--- BEGIN Information shown ---

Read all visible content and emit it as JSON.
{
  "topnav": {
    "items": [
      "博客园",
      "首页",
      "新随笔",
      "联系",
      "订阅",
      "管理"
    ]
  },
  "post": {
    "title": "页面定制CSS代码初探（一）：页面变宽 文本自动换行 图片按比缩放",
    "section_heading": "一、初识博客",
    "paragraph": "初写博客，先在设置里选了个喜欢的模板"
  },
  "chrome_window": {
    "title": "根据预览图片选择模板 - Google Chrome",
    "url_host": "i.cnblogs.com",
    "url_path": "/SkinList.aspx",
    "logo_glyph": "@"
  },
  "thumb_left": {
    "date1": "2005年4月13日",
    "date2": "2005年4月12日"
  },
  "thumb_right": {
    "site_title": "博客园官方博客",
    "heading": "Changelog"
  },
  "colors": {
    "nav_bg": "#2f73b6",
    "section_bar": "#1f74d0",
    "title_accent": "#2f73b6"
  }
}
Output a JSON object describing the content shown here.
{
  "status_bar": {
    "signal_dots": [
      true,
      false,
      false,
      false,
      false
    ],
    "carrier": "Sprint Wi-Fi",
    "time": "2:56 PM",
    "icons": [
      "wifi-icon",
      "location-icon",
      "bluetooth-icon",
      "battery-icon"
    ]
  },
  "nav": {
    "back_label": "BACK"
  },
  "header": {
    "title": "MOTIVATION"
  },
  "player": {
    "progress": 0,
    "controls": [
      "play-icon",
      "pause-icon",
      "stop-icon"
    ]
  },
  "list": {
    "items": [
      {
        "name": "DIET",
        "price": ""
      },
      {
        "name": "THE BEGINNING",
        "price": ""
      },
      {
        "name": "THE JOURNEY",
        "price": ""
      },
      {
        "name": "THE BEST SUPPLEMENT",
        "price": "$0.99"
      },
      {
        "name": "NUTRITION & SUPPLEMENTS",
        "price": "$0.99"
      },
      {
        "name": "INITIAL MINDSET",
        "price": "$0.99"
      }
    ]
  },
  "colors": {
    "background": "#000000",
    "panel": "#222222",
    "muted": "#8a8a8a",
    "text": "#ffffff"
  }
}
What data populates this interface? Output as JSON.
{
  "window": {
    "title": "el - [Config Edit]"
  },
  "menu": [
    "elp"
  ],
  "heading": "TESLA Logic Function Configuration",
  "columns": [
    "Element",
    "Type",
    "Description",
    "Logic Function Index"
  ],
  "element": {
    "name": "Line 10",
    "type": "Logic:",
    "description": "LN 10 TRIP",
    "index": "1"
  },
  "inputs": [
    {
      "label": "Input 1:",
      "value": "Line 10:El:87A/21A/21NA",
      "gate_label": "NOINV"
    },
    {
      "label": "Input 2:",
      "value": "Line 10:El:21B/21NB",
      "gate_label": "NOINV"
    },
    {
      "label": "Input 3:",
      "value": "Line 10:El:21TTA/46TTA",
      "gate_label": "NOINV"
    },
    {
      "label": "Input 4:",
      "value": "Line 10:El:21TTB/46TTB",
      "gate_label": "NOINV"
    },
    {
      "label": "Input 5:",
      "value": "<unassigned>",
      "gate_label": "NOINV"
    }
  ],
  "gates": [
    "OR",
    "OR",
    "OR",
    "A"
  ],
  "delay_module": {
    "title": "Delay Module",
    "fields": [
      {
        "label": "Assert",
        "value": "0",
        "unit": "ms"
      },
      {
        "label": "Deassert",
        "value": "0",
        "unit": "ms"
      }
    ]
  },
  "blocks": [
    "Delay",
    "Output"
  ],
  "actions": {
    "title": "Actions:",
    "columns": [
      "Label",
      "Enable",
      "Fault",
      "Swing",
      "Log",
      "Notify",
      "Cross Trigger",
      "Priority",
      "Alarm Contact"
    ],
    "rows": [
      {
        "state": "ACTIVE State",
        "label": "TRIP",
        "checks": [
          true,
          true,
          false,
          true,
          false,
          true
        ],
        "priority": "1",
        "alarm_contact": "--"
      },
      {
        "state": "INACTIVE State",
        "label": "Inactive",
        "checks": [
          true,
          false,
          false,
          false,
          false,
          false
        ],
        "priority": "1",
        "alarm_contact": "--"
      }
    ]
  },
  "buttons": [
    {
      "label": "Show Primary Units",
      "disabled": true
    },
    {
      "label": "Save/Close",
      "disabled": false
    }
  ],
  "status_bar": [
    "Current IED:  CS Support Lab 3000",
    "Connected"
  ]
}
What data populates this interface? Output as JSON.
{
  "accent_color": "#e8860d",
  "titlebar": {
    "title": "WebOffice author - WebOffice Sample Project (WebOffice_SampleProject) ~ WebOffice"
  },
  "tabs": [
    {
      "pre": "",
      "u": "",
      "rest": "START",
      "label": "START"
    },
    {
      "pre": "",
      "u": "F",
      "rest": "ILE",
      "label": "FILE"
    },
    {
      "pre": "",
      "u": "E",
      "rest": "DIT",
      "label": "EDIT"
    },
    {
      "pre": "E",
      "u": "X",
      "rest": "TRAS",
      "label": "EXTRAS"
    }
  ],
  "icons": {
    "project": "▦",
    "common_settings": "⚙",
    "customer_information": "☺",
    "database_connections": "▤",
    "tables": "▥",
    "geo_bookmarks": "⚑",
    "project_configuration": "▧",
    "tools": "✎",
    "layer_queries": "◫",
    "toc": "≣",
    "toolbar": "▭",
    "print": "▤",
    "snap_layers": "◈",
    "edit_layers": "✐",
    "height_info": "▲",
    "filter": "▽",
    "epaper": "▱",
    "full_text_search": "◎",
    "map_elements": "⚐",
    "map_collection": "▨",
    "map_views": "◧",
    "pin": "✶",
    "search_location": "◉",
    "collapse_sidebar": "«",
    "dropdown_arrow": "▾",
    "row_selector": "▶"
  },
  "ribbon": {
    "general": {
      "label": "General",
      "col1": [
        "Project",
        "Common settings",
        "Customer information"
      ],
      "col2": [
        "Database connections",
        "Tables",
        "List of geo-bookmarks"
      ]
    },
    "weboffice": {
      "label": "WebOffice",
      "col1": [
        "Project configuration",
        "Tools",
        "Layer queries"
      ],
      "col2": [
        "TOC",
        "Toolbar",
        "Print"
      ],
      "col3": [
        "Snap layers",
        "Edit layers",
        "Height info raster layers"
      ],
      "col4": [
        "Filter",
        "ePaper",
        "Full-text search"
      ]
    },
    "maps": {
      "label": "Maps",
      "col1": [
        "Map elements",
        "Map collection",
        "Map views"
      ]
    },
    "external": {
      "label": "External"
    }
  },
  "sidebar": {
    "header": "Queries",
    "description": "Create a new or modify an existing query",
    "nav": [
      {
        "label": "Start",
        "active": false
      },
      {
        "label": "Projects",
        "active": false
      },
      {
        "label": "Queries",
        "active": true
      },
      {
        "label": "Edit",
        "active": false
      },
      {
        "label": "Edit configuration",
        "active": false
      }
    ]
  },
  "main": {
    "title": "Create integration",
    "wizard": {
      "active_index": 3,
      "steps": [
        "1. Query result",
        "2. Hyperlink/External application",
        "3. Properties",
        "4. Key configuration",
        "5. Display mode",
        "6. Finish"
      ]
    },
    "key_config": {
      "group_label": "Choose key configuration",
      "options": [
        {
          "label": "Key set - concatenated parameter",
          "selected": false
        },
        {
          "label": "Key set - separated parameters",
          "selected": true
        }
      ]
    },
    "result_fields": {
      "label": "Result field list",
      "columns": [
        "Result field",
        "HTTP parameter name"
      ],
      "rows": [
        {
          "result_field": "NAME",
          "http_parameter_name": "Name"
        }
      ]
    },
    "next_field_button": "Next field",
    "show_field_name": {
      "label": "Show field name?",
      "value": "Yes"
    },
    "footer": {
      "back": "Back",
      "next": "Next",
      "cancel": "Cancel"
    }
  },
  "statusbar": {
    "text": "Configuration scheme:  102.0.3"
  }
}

--- END Information shown ---

Goal: Using the entries above, please restate each one word for word.

Response to the exercise:
Read all visible content and emit it as JSON.
{
  "topnav": {
    "items": [
      "博客园",
      "首页",
      "新随笔",
      "联系",
      "订阅",
      "管理"
    ]
  },
  "post": {
    "title": "页面定制CSS代码初探（一）：页面变宽 文本自动换行 图片按比缩放",
    "section_heading": "一、初识博客",
    "paragraph": "初写博客，先在设置里选了个喜欢的模板"
  },
  "chrome_window": {
    "title": "根据预览图片选择模板 - Google Chrome",
    "url_host": "i.cnblogs.com",
    "url_path": "/SkinList.aspx",
    "logo_glyph": "@"
  },
  "thumb_left": {
    "date1": "2005年4月13日",
    "date2": "2005年4月12日"
  },
  "thumb_right": {
    "site_title": "博客园官方博客",
    "heading": "Changelog"
  },
  "colors": {
    "nav_bg": "#2f73b6",
    "section_bar": "#1f74d0",
    "title_accent": "#2f73b6"
  }
}
Output a JSON object describing the content shown here.
{
  "status_bar": {
    "signal_dots": [
      true,
      false,
      false,
      false,
      false
    ],
    "carrier": "Sprint Wi-Fi",
    "time": "2:56 PM",
    "icons": [
      "wifi-icon",
      "location-icon",
      "bluetooth-icon",
      "battery-icon"
    ]
  },
  "nav": {
    "back_label": "BACK"
  },
  "header": {
    "title": "MOTIVATION"
  },
  "player": {
    "progress": 0,
    "controls": [
      "play-icon",
      "pause-icon",
      "stop-icon"
    ]
  },
  "list": {
    "items": [
      {
        "name": "DIET",
        "price": ""
      },
      {
        "name": "THE BEGINNING",
        "price": ""
      },
      {
        "name": "THE JOURNEY",
        "price": ""
      },
      {
        "name": "THE BEST SUPPLEMENT",
        "price": "$0.99"
      },
      {
        "name": "NUTRITION & SUPPLEMENTS",
        "price": "$0.99"
      },
      {
        "name": "INITIAL MINDSET",
        "price": "$0.99"
      }
    ]
  },
  "colors": {
    "background": "#000000",
    "panel": "#222222",
    "muted": "#8a8a8a",
    "text": "#ffffff"
  }
}
What data populates this interface? Output as JSON.
{
  "window": {
    "title": "el - [Config Edit]"
  },
  "menu": [
    "elp"
  ],
  "heading": "TESLA Logic Function Configuration",
  "columns": [
    "Element",
    "Type",
    "Description",
    "Logic Function Index"
  ],
  "element": {
    "name": "Line 10",
    "type": "Logic:",
    "description": "LN 10 TRIP",
    "index": "1"
  },
  "inputs": [
    {
      "label": "Input 1:",
      "value": "Line 10:El:87A/21A/21NA",
      "gate_label": "NOINV"
    },
    {
      "label": "Input 2:",
      "value": "Line 10:El:21B/21NB",
      "gate_label": "NOINV"
    },
    {
      "label": "Input 3:",
      "value": "Line 10:El:21TTA/46TTA",
      "gate_label": "NOINV"
    },
    {
      "label": "Input 4:",
      "value": "Line 10:El:21TTB/46TTB",
      "gate_label": "NOINV"
    },
    {
      "label": "Input 5:",
      "value": "<unassigned>",
      "gate_label": "NOINV"
    }
  ],
  "gates": [
    "OR",
    "OR",
    "OR",
    "A"
  ],
  "delay_module": {
    "title": "Delay Module",
    "fields": [
      {
        "label": "Assert",
        "value": "0",
        "unit": "ms"
      },
      {
        "label": "Deassert",
        "value": "0",
        "unit": "ms"
      }
    ]
  },
  "blocks": [
    "Delay",
    "Output"
  ],
  "actions": {
    "title": "Actions:",
    "columns": [
      "Label",
      "Enable",
      "Fault",
      "Swing",
      "Log",
      "Notify",
      "Cross Trigger",
      "Priority",
      "Alarm Contact"
    ],
    "rows": [
      {
        "state": "ACTIVE State",
        "label": "TRIP",
        "checks": [
          true,
          true,
          false,
          true,
          false,
          true
        ],
        "priority": "1",
        "alarm_contact": "--"
      },
      {
        "state": "INACTIVE State",
        "label": "Inactive",
        "checks": [
          true,
          false,
          false,
          false,
          false,
          false
        ],
        "priority": "1",
        "alarm_contact": "--"
      }
    ]
  },
  "buttons": [
    {
      "label": "Show Primary Units",
      "disabled": true
    },
    {
      "label": "Save/Close",
      "disabled": false
    }
  ],
  "status_bar": [
    "Current IED:  CS Support Lab 3000",
    "Connected"
  ]
}
What data populates this interface? Output as JSON.
{
  "accent_color": "#e8860d",
  "titlebar": {
    "title": "WebOffice author - WebOffice Sample Project (WebOffice_SampleProject) ~ WebOffice"
  },
  "tabs": [
    {
      "pre": "",
      "u": "",
      "rest": "START",
      "label": "START"
    },
    {
      "pre": "",
      "u": "F",
      "rest": "ILE",
      "label": "FILE"
    },
    {
      "pre": "",
      "u": "E",
      "rest": "DIT",
      "label": "EDIT"
    },
    {
      "pre": "E",
      "u": "X",
      "rest": "TRAS",
      "label": "EXTRAS"
    }
  ],
  "icons": {
    "project": "▦",
    "common_settings": "⚙",
    "customer_information": "☺",
    "database_connections": "▤",
    "tables": "▥",
    "geo_bookmarks": "⚑",
    "project_configuration": "▧",
    "tools": "✎",
    "layer_queries": "◫",
    "toc": "≣",
    "toolbar": "▭",
    "print": "▤",
    "snap_layers": "◈",
    "edit_layers": "✐",
    "height_info": "▲",
    "filter": "▽",
    "epaper": "▱",
    "full_text_search": "◎",
    "map_elements": "⚐",
    "map_collection": "▨",
    "map_views": "◧",
    "pin": "✶",
    "search_location": "◉",
    "collapse_sidebar": "«",
    "dropdown_arrow": "▾",
    "row_selector": "▶"
  },
  "ribbon": {
    "general": {
      "label": "General",
      "col1": [
        "Project",
        "Common settings",
        "Customer information"
      ],
      "col2": [
        "Database connections",
        "Tables",
        "List of geo-bookmarks"
      ]
    },
    "weboffice": {
      "label": "WebOffice",
      "col1": [
        "Project configuration",
        "Tools",
        "Layer queries"
      ],
      "col2": [
        "TOC",
        "Toolbar",
        "Print"
      ],
      "col3": [
        "Snap layers",
        "Edit layers",
        "Height info raster layers"
      ],
      "col4": [
        "Filter",
        "ePaper",
        "Full-text search"
      ]
    },
    "maps": {
      "label": "Maps",
      "col1": [
        "Map elements",
        "Map collection",
        "Map views"
      ]
    },
    "external": {
      "label": "External"
    }
  },
  "sidebar": {
    "header": "Queries",
    "description": "Create a new or modify an existing query",
    "nav": [
      {
        "label": "Start",
        "active": false
      },
      {
        "label": "Projects",
        "active": false
      },
      {
        "label": "Queries",
        "active": true
      },
      {
        "label": "Edit",
        "active": false
      },
      {
        "label": "Edit configuration",
        "active": false
      }
    ]
  },
  "main": {
    "title": "Create integration",
    "wizard": {
      "active_index": 3,
      "steps": [
        "1. Query result",
        "2. Hyperlink/External application",
        "3. Properties",
        "4. Key configuration",
        "5. Display mode",
        "6. Finish"
      ]
    },
    "key_config": {
      "group_label": "Choose key configuration",
      "options": [
        {
          "label": "Key set - concatenated parameter",
          "selected": false
        },
        {
          "label": "Key set - separated parameters",
          "selected": true
        }
      ]
    },
    "result_fields": {
      "label": "Result field list",
      "columns": [
        "Result field",
        "HTTP parameter name"
      ],
      "rows": [
        {
          "result_field": "NAME",
          "http_parameter_name": "Name"
        }
      ]
    },
    "next_field_button": "Next field",
    "show_field_name": {
      "label": "Show field name?",
      "value": "Yes"
    },
    "footer": {
      "back": "Back",
      "next": "Next",
      "cancel": "Cancel"
    }
  },
  "statusbar": {
    "text": "Configuration scheme:  102.0.3"
  }
}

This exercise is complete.